• GOAL:
Search the material for the string "name" and copy each line where it occurs.

• SUPPLIED MATERIAL:

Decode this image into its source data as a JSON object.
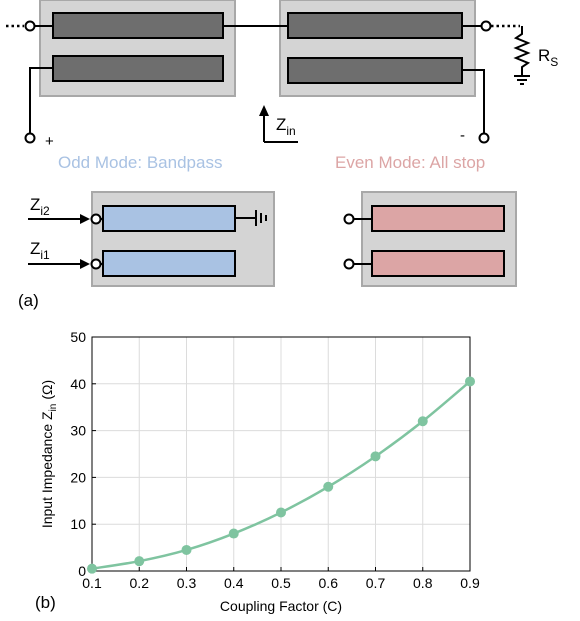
{
  "diagram": {
    "panel_a_label": "(a)",
    "rs_label": "R",
    "rs_sub": "S",
    "plus_label": "+",
    "minus_label": "-",
    "zin_label": "Z",
    "zin_sub": "in",
    "odd_mode_label": "Odd Mode: Bandpass",
    "even_mode_label": "Even Mode: All stop",
    "zi2_label": "Z",
    "zi2_sub": "i2",
    "zi1_label": "Z",
    "zi1_sub": "i1",
    "colors": {
      "substrate": "#d4d4d4",
      "line_top": "#6e6e6e",
      "odd_line": "#a9c2e3",
      "even_line": "#dca5a5",
      "odd_text": "#a9c2e3",
      "even_text": "#dca5a5",
      "curve": "#7fc4a0"
    }
  },
  "chart_data": {
    "type": "line",
    "panel_label": "(b)",
    "xlabel": "Coupling Factor (C)",
    "ylabel_main": "Input Impedance Z",
    "ylabel_sub": "in",
    "ylabel_unit": "(Ω)",
    "xlim": [
      0.1,
      0.9
    ],
    "ylim": [
      0,
      50
    ],
    "xticks": [
      "0.1",
      "0.2",
      "0.3",
      "0.4",
      "0.5",
      "0.6",
      "0.7",
      "0.8",
      "0.9"
    ],
    "yticks": [
      "0",
      "10",
      "20",
      "30",
      "40",
      "50"
    ],
    "grid": true,
    "x": [
      0.1,
      0.2,
      0.3,
      0.4,
      0.5,
      0.6,
      0.7,
      0.8,
      0.9
    ],
    "y": [
      0.5,
      2.1,
      4.5,
      8.0,
      12.5,
      18.0,
      24.5,
      32.0,
      40.5
    ]
  }
}
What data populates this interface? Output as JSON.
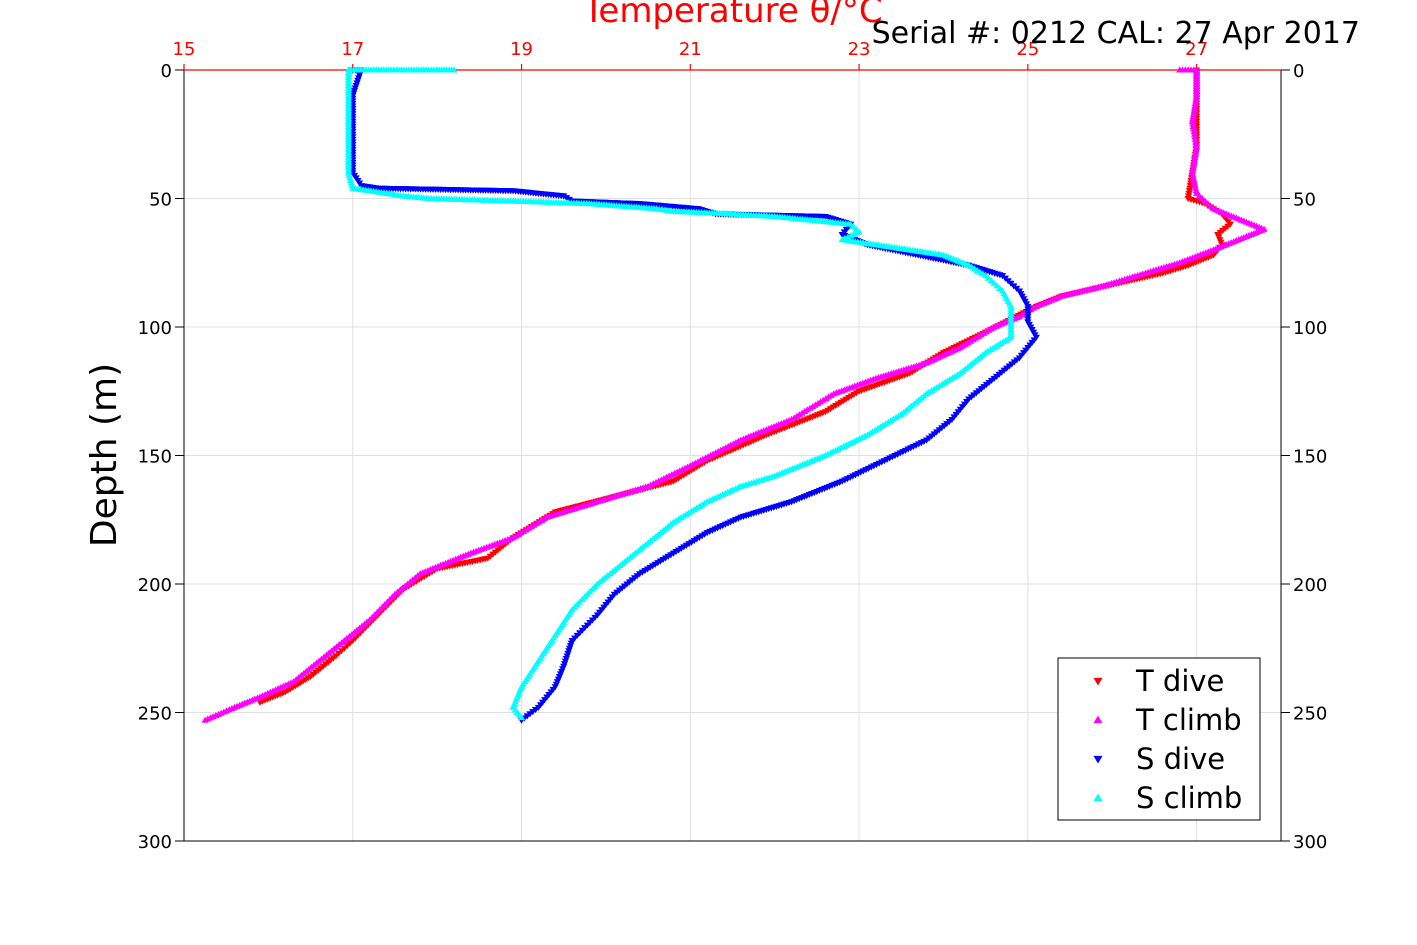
{
  "chart_data": {
    "type": "scatter",
    "title": "Temperature θ/°C",
    "header": "Serial #: 0212  CAL: 27 Apr 2017",
    "xlabel_top": "Temperature θ/°C",
    "ylabel": "Depth (m)",
    "xlim": [
      15,
      28
    ],
    "ylim": [
      0,
      300
    ],
    "y_reversed": true,
    "x_ticks": [
      15,
      17,
      19,
      21,
      23,
      25,
      27
    ],
    "x_tick_labels": [
      "15",
      "17",
      "19",
      "21",
      "23",
      "25",
      "27"
    ],
    "y_ticks": [
      0,
      50,
      100,
      150,
      200,
      250,
      300
    ],
    "y_tick_labels": [
      "0",
      "50",
      "100",
      "150",
      "200",
      "250",
      "300"
    ],
    "grid": true,
    "legend_position": "bottom-right",
    "series": [
      {
        "name": "T dive",
        "marker": "triangle-down",
        "color": "#ff0000",
        "points": [
          [
            27.0,
            0
          ],
          [
            27.0,
            10
          ],
          [
            27.0,
            20
          ],
          [
            27.0,
            30
          ],
          [
            26.95,
            40
          ],
          [
            26.9,
            50
          ],
          [
            27.1,
            52
          ],
          [
            27.3,
            56
          ],
          [
            27.4,
            60
          ],
          [
            27.25,
            64
          ],
          [
            27.3,
            68
          ],
          [
            27.2,
            72
          ],
          [
            26.9,
            76
          ],
          [
            26.6,
            79
          ],
          [
            26.2,
            82
          ],
          [
            25.8,
            85
          ],
          [
            25.4,
            88
          ],
          [
            25.1,
            92
          ],
          [
            24.8,
            97
          ],
          [
            24.5,
            102
          ],
          [
            24.0,
            110
          ],
          [
            23.6,
            118
          ],
          [
            23.0,
            125
          ],
          [
            22.6,
            133
          ],
          [
            21.9,
            142
          ],
          [
            21.2,
            152
          ],
          [
            20.8,
            160
          ],
          [
            20.1,
            166
          ],
          [
            19.4,
            172
          ],
          [
            18.9,
            182
          ],
          [
            18.6,
            190
          ],
          [
            18.0,
            194
          ],
          [
            17.6,
            202
          ],
          [
            17.3,
            212
          ],
          [
            17.0,
            222
          ],
          [
            16.8,
            228
          ],
          [
            16.5,
            236
          ],
          [
            16.2,
            242
          ],
          [
            15.9,
            246
          ]
        ]
      },
      {
        "name": "T climb",
        "marker": "triangle-up",
        "color": "#ff00ff",
        "points": [
          [
            26.8,
            0
          ],
          [
            27.0,
            0
          ],
          [
            27.0,
            10
          ],
          [
            26.95,
            20
          ],
          [
            27.0,
            30
          ],
          [
            26.95,
            40
          ],
          [
            27.0,
            48
          ],
          [
            27.2,
            54
          ],
          [
            27.5,
            58
          ],
          [
            27.8,
            62
          ],
          [
            27.5,
            66
          ],
          [
            27.2,
            70
          ],
          [
            26.8,
            75
          ],
          [
            26.3,
            80
          ],
          [
            25.9,
            84
          ],
          [
            25.4,
            88
          ],
          [
            25.1,
            92
          ],
          [
            24.9,
            96
          ],
          [
            24.6,
            100
          ],
          [
            24.2,
            108
          ],
          [
            23.8,
            114
          ],
          [
            23.2,
            120
          ],
          [
            22.7,
            126
          ],
          [
            22.2,
            136
          ],
          [
            21.6,
            144
          ],
          [
            21.0,
            154
          ],
          [
            20.5,
            162
          ],
          [
            19.9,
            168
          ],
          [
            19.3,
            174
          ],
          [
            18.9,
            182
          ],
          [
            18.4,
            188
          ],
          [
            17.8,
            196
          ],
          [
            17.5,
            204
          ],
          [
            17.2,
            214
          ],
          [
            16.9,
            222
          ],
          [
            16.6,
            230
          ],
          [
            16.3,
            238
          ],
          [
            15.9,
            244
          ],
          [
            15.6,
            248
          ],
          [
            15.25,
            253
          ]
        ]
      },
      {
        "name": "S dive",
        "marker": "triangle-down",
        "color": "#0000ff",
        "points": [
          [
            17.0,
            0
          ],
          [
            17.1,
            0
          ],
          [
            17.0,
            10
          ],
          [
            17.0,
            20
          ],
          [
            17.0,
            30
          ],
          [
            17.0,
            40
          ],
          [
            17.1,
            45
          ],
          [
            17.3,
            46
          ],
          [
            18.9,
            47
          ],
          [
            19.5,
            49
          ],
          [
            19.6,
            51
          ],
          [
            20.4,
            52
          ],
          [
            21.1,
            54
          ],
          [
            21.3,
            56
          ],
          [
            22.6,
            57
          ],
          [
            22.9,
            60
          ],
          [
            22.8,
            64
          ],
          [
            23.1,
            68
          ],
          [
            23.7,
            72
          ],
          [
            24.3,
            76
          ],
          [
            24.7,
            80
          ],
          [
            24.9,
            86
          ],
          [
            25.0,
            92
          ],
          [
            25.0,
            98
          ],
          [
            25.1,
            104
          ],
          [
            24.9,
            112
          ],
          [
            24.6,
            120
          ],
          [
            24.3,
            128
          ],
          [
            24.1,
            136
          ],
          [
            23.8,
            144
          ],
          [
            23.3,
            152
          ],
          [
            22.8,
            160
          ],
          [
            22.2,
            168
          ],
          [
            21.6,
            174
          ],
          [
            21.2,
            180
          ],
          [
            20.8,
            188
          ],
          [
            20.4,
            196
          ],
          [
            20.1,
            204
          ],
          [
            19.9,
            212
          ],
          [
            19.6,
            222
          ],
          [
            19.5,
            232
          ],
          [
            19.4,
            240
          ],
          [
            19.2,
            248
          ],
          [
            19.0,
            253
          ]
        ]
      },
      {
        "name": "S climb",
        "marker": "triangle-up",
        "color": "#00ffff",
        "points": [
          [
            18.2,
            0
          ],
          [
            16.95,
            0
          ],
          [
            16.95,
            10
          ],
          [
            16.95,
            20
          ],
          [
            16.95,
            30
          ],
          [
            16.95,
            40
          ],
          [
            17.0,
            46
          ],
          [
            17.4,
            48
          ],
          [
            17.6,
            49
          ],
          [
            17.9,
            50
          ],
          [
            18.9,
            51
          ],
          [
            19.8,
            52
          ],
          [
            20.6,
            54
          ],
          [
            20.8,
            55
          ],
          [
            21.5,
            56
          ],
          [
            22.0,
            57
          ],
          [
            22.9,
            60
          ],
          [
            23.0,
            63
          ],
          [
            22.8,
            66
          ],
          [
            23.2,
            68
          ],
          [
            23.6,
            70
          ],
          [
            24.0,
            72
          ],
          [
            24.3,
            76
          ],
          [
            24.5,
            80
          ],
          [
            24.7,
            86
          ],
          [
            24.8,
            92
          ],
          [
            24.8,
            98
          ],
          [
            24.8,
            104
          ],
          [
            24.5,
            110
          ],
          [
            24.2,
            118
          ],
          [
            23.8,
            126
          ],
          [
            23.5,
            134
          ],
          [
            23.1,
            142
          ],
          [
            22.6,
            150
          ],
          [
            22.0,
            158
          ],
          [
            21.6,
            162
          ],
          [
            21.2,
            168
          ],
          [
            20.8,
            176
          ],
          [
            20.5,
            184
          ],
          [
            20.2,
            192
          ],
          [
            19.9,
            200
          ],
          [
            19.6,
            210
          ],
          [
            19.4,
            220
          ],
          [
            19.2,
            230
          ],
          [
            19.0,
            240
          ],
          [
            18.9,
            248
          ],
          [
            19.0,
            252
          ]
        ]
      }
    ]
  }
}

• THE SOLUTION:
        "name": "T dive",
        "name": "T climb",
        "name": "S dive",
        "name": "S climb",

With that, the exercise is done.